--- WHAT NEEDS TO BE DONE ---
Give every entry again, word for word.

(Dataset items)
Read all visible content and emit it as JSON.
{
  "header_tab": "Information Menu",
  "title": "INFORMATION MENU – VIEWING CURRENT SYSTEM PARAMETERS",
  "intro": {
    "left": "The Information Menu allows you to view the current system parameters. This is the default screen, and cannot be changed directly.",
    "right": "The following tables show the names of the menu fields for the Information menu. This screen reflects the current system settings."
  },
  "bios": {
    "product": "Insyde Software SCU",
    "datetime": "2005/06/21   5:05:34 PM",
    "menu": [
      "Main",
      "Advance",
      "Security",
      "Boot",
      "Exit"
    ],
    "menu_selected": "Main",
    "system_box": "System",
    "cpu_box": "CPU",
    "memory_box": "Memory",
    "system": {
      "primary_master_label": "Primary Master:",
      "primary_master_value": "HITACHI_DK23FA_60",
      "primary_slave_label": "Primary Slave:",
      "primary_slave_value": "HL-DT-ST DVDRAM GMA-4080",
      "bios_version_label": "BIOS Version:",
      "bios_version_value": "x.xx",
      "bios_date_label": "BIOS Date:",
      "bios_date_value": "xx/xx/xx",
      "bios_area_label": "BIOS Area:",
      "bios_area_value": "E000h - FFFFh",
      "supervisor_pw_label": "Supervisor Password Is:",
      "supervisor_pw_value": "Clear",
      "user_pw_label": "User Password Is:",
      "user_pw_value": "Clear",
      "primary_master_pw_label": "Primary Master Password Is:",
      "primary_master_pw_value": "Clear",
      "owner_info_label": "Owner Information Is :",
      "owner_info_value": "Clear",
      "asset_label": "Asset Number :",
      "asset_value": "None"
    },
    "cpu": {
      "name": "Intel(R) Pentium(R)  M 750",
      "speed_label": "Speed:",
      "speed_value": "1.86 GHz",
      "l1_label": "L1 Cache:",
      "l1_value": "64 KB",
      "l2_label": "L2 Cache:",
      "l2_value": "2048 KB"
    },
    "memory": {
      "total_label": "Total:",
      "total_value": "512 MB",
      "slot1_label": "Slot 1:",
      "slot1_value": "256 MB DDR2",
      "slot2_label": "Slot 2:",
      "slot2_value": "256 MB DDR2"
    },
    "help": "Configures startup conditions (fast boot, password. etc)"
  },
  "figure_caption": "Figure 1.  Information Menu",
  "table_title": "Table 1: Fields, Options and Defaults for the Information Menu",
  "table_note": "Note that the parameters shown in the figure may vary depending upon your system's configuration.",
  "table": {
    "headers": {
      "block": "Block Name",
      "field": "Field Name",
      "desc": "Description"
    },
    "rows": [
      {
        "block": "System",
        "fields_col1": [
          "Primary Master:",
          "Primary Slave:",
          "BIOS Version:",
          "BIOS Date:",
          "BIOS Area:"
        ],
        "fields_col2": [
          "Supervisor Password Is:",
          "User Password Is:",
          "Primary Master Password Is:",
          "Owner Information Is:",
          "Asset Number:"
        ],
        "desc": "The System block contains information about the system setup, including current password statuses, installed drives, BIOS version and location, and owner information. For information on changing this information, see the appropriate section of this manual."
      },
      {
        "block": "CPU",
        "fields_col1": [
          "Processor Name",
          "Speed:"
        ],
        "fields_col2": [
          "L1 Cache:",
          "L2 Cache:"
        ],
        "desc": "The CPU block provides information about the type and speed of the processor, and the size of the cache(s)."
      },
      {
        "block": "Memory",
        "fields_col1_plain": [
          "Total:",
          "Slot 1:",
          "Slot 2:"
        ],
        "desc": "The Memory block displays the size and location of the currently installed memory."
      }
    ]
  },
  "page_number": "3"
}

--- COMPLETE RESPONSE ---
Read all visible content and emit it as JSON.
{
  "header_tab": "Information Menu",
  "title": "INFORMATION MENU – VIEWING CURRENT SYSTEM PARAMETERS",
  "intro": {
    "left": "The Information Menu allows you to view the current system parameters. This is the default screen, and cannot be changed directly.",
    "right": "The following tables show the names of the menu fields for the Information menu. This screen reflects the current system settings."
  },
  "bios": {
    "product": "Insyde Software SCU",
    "datetime": "2005/06/21   5:05:34 PM",
    "menu": [
      "Main",
      "Advance",
      "Security",
      "Boot",
      "Exit"
    ],
    "menu_selected": "Main",
    "system_box": "System",
    "cpu_box": "CPU",
    "memory_box": "Memory",
    "system": {
      "primary_master_label": "Primary Master:",
      "primary_master_value": "HITACHI_DK23FA_60",
      "primary_slave_label": "Primary Slave:",
      "primary_slave_value": "HL-DT-ST DVDRAM GMA-4080",
      "bios_version_label": "BIOS Version:",
      "bios_version_value": "x.xx",
      "bios_date_label": "BIOS Date:",
      "bios_date_value": "xx/xx/xx",
      "bios_area_label": "BIOS Area:",
      "bios_area_value": "E000h - FFFFh",
      "supervisor_pw_label": "Supervisor Password Is:",
      "supervisor_pw_value": "Clear",
      "user_pw_label": "User Password Is:",
      "user_pw_value": "Clear",
      "primary_master_pw_label": "Primary Master Password Is:",
      "primary_master_pw_value": "Clear",
      "owner_info_label": "Owner Information Is :",
      "owner_info_value": "Clear",
      "asset_label": "Asset Number :",
      "asset_value": "None"
    },
    "cpu": {
      "name": "Intel(R) Pentium(R)  M 750",
      "speed_label": "Speed:",
      "speed_value": "1.86 GHz",
      "l1_label": "L1 Cache:",
      "l1_value": "64 KB",
      "l2_label": "L2 Cache:",
      "l2_value": "2048 KB"
    },
    "memory": {
      "total_label": "Total:",
      "total_value": "512 MB",
      "slot1_label": "Slot 1:",
      "slot1_value": "256 MB DDR2",
      "slot2_label": "Slot 2:",
      "slot2_value": "256 MB DDR2"
    },
    "help": "Configures startup conditions (fast boot, password. etc)"
  },
  "figure_caption": "Figure 1.  Information Menu",
  "table_title": "Table 1: Fields, Options and Defaults for the Information Menu",
  "table_note": "Note that the parameters shown in the figure may vary depending upon your system's configuration.",
  "table": {
    "headers": {
      "block": "Block Name",
      "field": "Field Name",
      "desc": "Description"
    },
    "rows": [
      {
        "block": "System",
        "fields_col1": [
          "Primary Master:",
          "Primary Slave:",
          "BIOS Version:",
          "BIOS Date:",
          "BIOS Area:"
        ],
        "fields_col2": [
          "Supervisor Password Is:",
          "User Password Is:",
          "Primary Master Password Is:",
          "Owner Information Is:",
          "Asset Number:"
        ],
        "desc": "The System block contains information about the system setup, including current password statuses, installed drives, BIOS version and location, and owner information. For information on changing this information, see the appropriate section of this manual."
      },
      {
        "block": "CPU",
        "fields_col1": [
          "Processor Name",
          "Speed:"
        ],
        "fields_col2": [
          "L1 Cache:",
          "L2 Cache:"
        ],
        "desc": "The CPU block provides information about the type and speed of the processor, and the size of the cache(s)."
      },
      {
        "block": "Memory",
        "fields_col1_plain": [
          "Total:",
          "Slot 1:",
          "Slot 2:"
        ],
        "desc": "The Memory block displays the size and location of the currently installed memory."
      }
    ]
  },
  "page_number": "3"
}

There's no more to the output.